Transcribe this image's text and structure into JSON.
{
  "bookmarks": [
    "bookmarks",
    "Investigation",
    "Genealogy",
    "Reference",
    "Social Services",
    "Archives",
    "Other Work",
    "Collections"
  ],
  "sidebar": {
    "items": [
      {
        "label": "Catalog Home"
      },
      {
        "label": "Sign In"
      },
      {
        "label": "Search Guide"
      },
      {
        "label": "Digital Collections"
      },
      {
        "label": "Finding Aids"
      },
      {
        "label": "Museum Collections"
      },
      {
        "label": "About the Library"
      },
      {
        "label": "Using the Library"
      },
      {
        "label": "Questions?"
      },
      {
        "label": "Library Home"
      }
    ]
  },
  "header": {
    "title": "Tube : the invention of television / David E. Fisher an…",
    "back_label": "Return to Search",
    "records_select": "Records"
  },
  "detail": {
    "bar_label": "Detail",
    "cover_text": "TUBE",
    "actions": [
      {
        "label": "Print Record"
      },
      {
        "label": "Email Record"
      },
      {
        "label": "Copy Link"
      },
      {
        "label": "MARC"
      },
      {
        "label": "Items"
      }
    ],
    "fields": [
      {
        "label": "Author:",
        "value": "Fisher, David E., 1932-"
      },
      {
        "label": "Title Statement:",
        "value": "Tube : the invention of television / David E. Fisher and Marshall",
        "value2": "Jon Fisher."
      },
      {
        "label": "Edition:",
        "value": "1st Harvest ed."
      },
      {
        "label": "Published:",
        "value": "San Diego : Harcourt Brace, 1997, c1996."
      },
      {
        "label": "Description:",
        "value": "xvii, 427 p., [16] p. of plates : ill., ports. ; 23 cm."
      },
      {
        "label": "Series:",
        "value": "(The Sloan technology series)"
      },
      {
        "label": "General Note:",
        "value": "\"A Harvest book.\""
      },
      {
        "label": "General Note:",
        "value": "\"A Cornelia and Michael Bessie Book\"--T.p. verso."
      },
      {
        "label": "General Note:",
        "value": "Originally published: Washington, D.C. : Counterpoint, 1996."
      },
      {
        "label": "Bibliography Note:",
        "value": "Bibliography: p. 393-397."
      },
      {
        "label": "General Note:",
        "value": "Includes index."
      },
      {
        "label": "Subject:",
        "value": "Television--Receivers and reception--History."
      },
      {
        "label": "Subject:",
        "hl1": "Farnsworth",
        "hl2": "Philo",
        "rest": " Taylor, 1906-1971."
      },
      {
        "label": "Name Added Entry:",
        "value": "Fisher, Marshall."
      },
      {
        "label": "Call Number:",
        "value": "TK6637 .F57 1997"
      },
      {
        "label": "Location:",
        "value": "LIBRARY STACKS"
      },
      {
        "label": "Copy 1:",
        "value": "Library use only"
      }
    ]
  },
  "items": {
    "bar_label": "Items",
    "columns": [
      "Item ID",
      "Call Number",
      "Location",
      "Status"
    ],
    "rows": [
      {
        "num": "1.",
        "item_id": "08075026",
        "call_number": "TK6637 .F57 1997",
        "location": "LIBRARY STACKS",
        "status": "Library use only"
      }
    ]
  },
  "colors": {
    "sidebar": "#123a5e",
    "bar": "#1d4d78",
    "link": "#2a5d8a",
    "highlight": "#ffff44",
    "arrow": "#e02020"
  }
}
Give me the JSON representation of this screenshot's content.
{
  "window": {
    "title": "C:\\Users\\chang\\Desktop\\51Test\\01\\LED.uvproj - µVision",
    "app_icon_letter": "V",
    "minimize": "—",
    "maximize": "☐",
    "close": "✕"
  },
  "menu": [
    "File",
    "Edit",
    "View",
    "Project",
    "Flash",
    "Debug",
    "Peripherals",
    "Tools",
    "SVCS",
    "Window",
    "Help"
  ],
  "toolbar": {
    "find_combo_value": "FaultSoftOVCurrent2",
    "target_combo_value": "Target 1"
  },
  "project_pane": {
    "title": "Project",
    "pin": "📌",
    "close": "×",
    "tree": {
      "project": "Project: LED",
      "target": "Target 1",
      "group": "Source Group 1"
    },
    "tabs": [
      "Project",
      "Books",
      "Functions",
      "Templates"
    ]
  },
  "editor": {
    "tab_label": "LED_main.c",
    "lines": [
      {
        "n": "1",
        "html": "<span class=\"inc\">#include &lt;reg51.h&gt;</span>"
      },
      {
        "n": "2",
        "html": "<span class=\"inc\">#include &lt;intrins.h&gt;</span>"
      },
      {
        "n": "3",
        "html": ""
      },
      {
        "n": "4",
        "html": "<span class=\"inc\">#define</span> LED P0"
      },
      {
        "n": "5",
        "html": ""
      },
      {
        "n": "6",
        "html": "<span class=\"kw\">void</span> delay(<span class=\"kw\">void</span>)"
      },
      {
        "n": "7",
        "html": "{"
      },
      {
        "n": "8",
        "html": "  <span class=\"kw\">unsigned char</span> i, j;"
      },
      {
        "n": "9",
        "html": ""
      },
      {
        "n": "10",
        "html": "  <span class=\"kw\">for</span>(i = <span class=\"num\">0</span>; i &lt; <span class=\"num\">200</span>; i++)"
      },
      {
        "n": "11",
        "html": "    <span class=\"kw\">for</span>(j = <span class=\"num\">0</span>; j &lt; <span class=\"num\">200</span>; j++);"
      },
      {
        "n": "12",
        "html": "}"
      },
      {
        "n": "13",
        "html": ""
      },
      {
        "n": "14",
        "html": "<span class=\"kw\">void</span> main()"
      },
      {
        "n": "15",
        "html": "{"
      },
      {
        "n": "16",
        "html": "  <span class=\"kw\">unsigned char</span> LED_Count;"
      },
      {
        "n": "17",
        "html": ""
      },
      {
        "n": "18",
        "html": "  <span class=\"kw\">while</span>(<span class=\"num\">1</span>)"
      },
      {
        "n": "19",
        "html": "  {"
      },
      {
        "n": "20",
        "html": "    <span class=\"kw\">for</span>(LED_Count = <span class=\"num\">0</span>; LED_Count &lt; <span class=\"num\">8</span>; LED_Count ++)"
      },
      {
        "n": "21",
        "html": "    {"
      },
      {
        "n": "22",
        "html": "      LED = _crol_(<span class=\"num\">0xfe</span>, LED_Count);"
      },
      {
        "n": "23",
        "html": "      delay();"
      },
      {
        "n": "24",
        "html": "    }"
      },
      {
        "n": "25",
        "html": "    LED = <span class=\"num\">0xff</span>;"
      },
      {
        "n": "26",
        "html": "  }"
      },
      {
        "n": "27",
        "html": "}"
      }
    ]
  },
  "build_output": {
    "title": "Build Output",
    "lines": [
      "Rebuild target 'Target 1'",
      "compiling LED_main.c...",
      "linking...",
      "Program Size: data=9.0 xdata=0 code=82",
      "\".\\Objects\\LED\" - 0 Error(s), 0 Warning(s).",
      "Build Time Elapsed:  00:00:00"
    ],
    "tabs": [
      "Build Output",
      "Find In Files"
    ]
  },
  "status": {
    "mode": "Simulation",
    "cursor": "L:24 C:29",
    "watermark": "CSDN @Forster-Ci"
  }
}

────

» **Work to do**
Scan the entries above for the word "delay" and collect each line holding it.

» **Answer for this exercise**
        "html": "<span class=\"kw\">void</span> delay(<span class=\"kw\">void</span>)"
        "html": "      delay();"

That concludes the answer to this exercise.